__Selected extract__.
⁂

The Linux filesystem is a cornerstone of the operating system, providing a structured way to store, organize, and access data on disk. This article dives deep into the EXT4 filesystem, its structure, and how the Linux kernel manages file operations, with a focus on technical accuracy and practical insights for IT professionals and developers. Whether you’re optimizing storage or troubleshooting performance, this guide offers a clear and detailed overview.
Key Features of Linux Filesystems
Linux filesystems are designed to balance performance, reliability, and flexibility. The core characteristics include:
- Block-Based Storage: Files are stored in fixed-size blocks (typically 4KB), allowing efficient use of disk space.
- Inode Indexing: Each file or directory is associated with an inode, a data structure that tracks metadata and block locations.
- Caching Layer: Frequently accessed files are cached in memory to reduce disk I/O and improve performance.
- Hierarchical Organization: Files are organized in directories, enabling intuitive management and navigation.
- Process Tracking: The kernel maintains data structures to monitor which processes are accessing which files.

⁂

__Given exercise A__. According to the Linux filesystem overview, why are frequently accessed files cached in memory? Answer in one or two sentences.
__Given exercise B__. Summarize the Linux filesystem overview in two sentences.
__Given exercise C__.
State whether each of the following agrees with the Linux filesystem overview. Answer yes or no, and quote the words from the overview that decide it.
(i) Files are stored in fixed-size blocks that are typically 4KB.
(ii) The article focuses mainly on the Btrfs filesystem.
(iii) Files are organized in directories.

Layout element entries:

⁂

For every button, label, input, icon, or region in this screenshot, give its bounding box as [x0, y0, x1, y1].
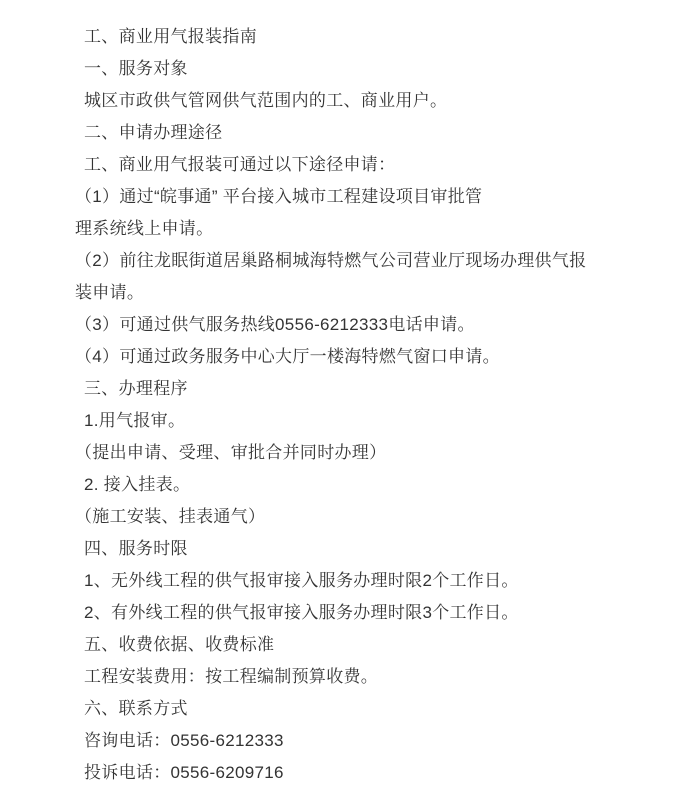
para-channel-2-line-2: 装申请。 — [75, 277, 635, 309]
para-channel-4-service-window: （4）可通过政务服务中心大厅一楼海特燃气窗口申请。 — [75, 341, 635, 373]
para-channel-3-hotline: （3）可通过供气服务热线0556-6212333电话申请。 — [75, 309, 635, 341]
heading-1-service-target: 一、服务对象 — [75, 53, 635, 85]
doc-title: 工、商业用气报装指南 — [75, 21, 635, 53]
para-fee-standard: 工程安装费用：按工程编制预算收费。 — [75, 661, 635, 693]
para-channel-2-line-1: （2）前往龙眠街道居巢路桐城海特燃气公司营业厅现场办理供气报 — [75, 245, 635, 277]
heading-4-time-limit: 四、服务时限 — [75, 533, 635, 565]
para-time-limit-no-external-line: 1、无外线工程的供气报审接入服务办理时限2个工作日。 — [75, 565, 635, 597]
para-consult-phone: 咨询电话：0556-6212333 — [75, 725, 635, 757]
para-step-1: 1.用气报审。 — [75, 405, 635, 437]
heading-3-procedure: 三、办理程序 — [75, 373, 635, 405]
para-step-2: 2. 接入挂表。 — [75, 469, 635, 501]
heading-2-application-channels: 二、申请办理途径 — [75, 117, 635, 149]
heading-6-contact: 六、联系方式 — [75, 693, 635, 725]
para-complaint-phone: 投诉电话：0556-6209716 — [75, 757, 635, 789]
para-service-target: 城区市政供气管网供气范围内的工、商业用户。 — [75, 85, 635, 117]
document-body: 工、商业用气报装指南 一、服务对象 城区市政供气管网供气范围内的工、商业用户。 … — [75, 21, 635, 789]
para-channel-1-line-2: 理系统线上申请。 — [75, 213, 635, 245]
para-time-limit-external-line: 2、有外线工程的供气报审接入服务办理时限3个工作日。 — [75, 597, 635, 629]
heading-5-fees: 五、收费依据、收费标准 — [75, 629, 635, 661]
para-channels-intro: 工、商业用气报装可通过以下途径申请： — [75, 149, 635, 181]
para-step-2-note: （施工安装、挂表通气） — [75, 501, 635, 533]
para-channel-1-line-1: （1）通过“皖事通” 平台接入城市工程建设项目审批管 — [75, 181, 635, 213]
para-step-1-note: （提出申请、受理、审批合并同时办理） — [75, 437, 635, 469]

⁂

__Exercise answer A__. They are cached in memory to reduce disk I/O and improve performance.

__Exercise answer B__. The Linux filesystem gives the operating system a structured way to store, organize, and access data on disk, and this article examines the EXT4 filesystem and how the kernel manages file operations. Linux filesystems balance performance, reliability, and flexibility through block-based storage, inode indexing, a caching layer, hierarchical organization in directories, and kernel tracking of which processes access which files.

__Exercise answer C__.
(i) Yes: "Files are stored in fixed-size blocks (typically 4KB)"
(ii) No: "This article dives deep into the EXT4 filesystem"
(iii) Yes: "Files are organized in directories, enabling intuitive management and navigation."